Start of SOURCE DATA

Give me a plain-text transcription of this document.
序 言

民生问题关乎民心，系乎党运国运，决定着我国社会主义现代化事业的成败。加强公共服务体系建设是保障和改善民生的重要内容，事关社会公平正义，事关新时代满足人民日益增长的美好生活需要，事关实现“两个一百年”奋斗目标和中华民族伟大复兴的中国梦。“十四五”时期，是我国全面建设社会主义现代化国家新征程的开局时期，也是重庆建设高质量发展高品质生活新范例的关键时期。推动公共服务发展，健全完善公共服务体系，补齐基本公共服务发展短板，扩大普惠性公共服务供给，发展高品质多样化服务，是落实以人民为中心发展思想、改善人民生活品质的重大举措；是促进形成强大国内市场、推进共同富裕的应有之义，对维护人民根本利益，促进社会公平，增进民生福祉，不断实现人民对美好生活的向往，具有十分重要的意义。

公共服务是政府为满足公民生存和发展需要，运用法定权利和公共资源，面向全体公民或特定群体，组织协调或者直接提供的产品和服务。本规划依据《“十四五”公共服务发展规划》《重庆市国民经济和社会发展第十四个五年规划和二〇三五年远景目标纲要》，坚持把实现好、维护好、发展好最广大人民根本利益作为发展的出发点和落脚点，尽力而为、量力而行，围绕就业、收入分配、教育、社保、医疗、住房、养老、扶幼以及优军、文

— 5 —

End of SOURCE DATA

→ **EXERCISE TASK**: Repeat back the data above, exact to the last character.

→ **FINAL RESULT**:
Give me a plain-text transcription of this document.
序 言

民生问题关乎民心，系乎党运国运，决定着我国社会主义现代化事业的成败。加强公共服务体系建设是保障和改善民生的重要内容，事关社会公平正义，事关新时代满足人民日益增长的美好生活需要，事关实现“两个一百年”奋斗目标和中华民族伟大复兴的中国梦。“十四五”时期，是我国全面建设社会主义现代化国家新征程的开局时期，也是重庆建设高质量发展高品质生活新范例的关键时期。推动公共服务发展，健全完善公共服务体系，补齐基本公共服务发展短板，扩大普惠性公共服务供给，发展高品质多样化服务，是落实以人民为中心发展思想、改善人民生活品质的重大举措；是促进形成强大国内市场、推进共同富裕的应有之义，对维护人民根本利益，促进社会公平，增进民生福祉，不断实现人民对美好生活的向往，具有十分重要的意义。

公共服务是政府为满足公民生存和发展需要，运用法定权利和公共资源，面向全体公民或特定群体，组织协调或者直接提供的产品和服务。本规划依据《“十四五”公共服务发展规划》《重庆市国民经济和社会发展第十四个五年规划和二〇三五年远景目标纲要》，坚持把实现好、维护好、发展好最广大人民根本利益作为发展的出发点和落脚点，尽力而为、量力而行，围绕就业、收入分配、教育、社保、医疗、住房、养老、扶幼以及优军、文

— 5 —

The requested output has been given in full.